» Written instruction: Write out the entries below once more, exactly.

---------- Extracted records

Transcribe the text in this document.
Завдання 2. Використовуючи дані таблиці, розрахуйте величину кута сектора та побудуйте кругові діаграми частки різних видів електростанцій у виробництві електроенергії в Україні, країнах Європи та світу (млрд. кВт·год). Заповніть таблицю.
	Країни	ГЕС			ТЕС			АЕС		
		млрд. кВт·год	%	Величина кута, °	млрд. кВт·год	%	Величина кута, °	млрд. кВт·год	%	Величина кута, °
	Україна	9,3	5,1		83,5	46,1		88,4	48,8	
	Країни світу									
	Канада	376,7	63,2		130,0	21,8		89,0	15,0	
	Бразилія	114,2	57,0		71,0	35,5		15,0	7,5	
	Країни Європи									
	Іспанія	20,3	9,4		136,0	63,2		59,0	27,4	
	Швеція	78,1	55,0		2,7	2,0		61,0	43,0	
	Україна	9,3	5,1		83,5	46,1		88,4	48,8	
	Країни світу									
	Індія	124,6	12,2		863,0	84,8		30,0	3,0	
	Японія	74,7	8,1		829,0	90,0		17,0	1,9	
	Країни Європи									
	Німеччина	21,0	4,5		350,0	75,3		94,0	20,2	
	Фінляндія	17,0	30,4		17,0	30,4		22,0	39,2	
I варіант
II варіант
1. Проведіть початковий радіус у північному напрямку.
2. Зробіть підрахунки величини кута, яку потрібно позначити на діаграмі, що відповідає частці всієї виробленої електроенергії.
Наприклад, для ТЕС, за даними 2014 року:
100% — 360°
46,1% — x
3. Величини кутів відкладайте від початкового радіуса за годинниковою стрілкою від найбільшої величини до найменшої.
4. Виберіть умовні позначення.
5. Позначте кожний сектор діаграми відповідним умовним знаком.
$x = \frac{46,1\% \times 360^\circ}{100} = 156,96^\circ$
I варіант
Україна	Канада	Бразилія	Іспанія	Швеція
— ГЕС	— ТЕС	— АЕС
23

--------------------

» Exercise solution:
Transcribe the text in this document.
Завдання 2. Використовуючи дані таблиці, розрахуйте величину кута сектора та побудуйте кругові діаграми частки різних видів електростанцій у виробництві електроенергії в Україні, країнах Європи та світу (млрд. кВт·год). Заповніть таблицю.
	Країни	ГЕС			ТЕС			АЕС		
		млрд. кВт·год	%	Величина кута, °	млрд. кВт·год	%	Величина кута, °	млрд. кВт·год	%	Величина кута, °
	Україна	9,3	5,1		83,5	46,1		88,4	48,8	
	Країни світу									
	Канада	376,7	63,2		130,0	21,8		89,0	15,0	
	Бразилія	114,2	57,0		71,0	35,5		15,0	7,5	
	Країни Європи									
	Іспанія	20,3	9,4		136,0	63,2		59,0	27,4	
	Швеція	78,1	55,0		2,7	2,0		61,0	43,0	
	Україна	9,3	5,1		83,5	46,1		88,4	48,8	
	Країни світу									
	Індія	124,6	12,2		863,0	84,8		30,0	3,0	
	Японія	74,7	8,1		829,0	90,0		17,0	1,9	
	Країни Європи									
	Німеччина	21,0	4,5		350,0	75,3		94,0	20,2	
	Фінляндія	17,0	30,4		17,0	30,4		22,0	39,2	
I варіант
II варіант
1. Проведіть початковий радіус у північному напрямку.
2. Зробіть підрахунки величини кута, яку потрібно позначити на діаграмі, що відповідає частці всієї виробленої електроенергії.
Наприклад, для ТЕС, за даними 2014 року:
100% — 360°
46,1% — x
3. Величини кутів відкладайте від початкового радіуса за годинниковою стрілкою від найбільшої величини до найменшої.
4. Виберіть умовні позначення.
5. Позначте кожний сектор діаграми відповідним умовним знаком.
$x = \frac{46,1\% \times 360^\circ}{100} = 156,96^\circ$
I варіант
Україна	Канада	Бразилія	Іспанія	Швеція
— ГЕС	— ТЕС	— АЕС
23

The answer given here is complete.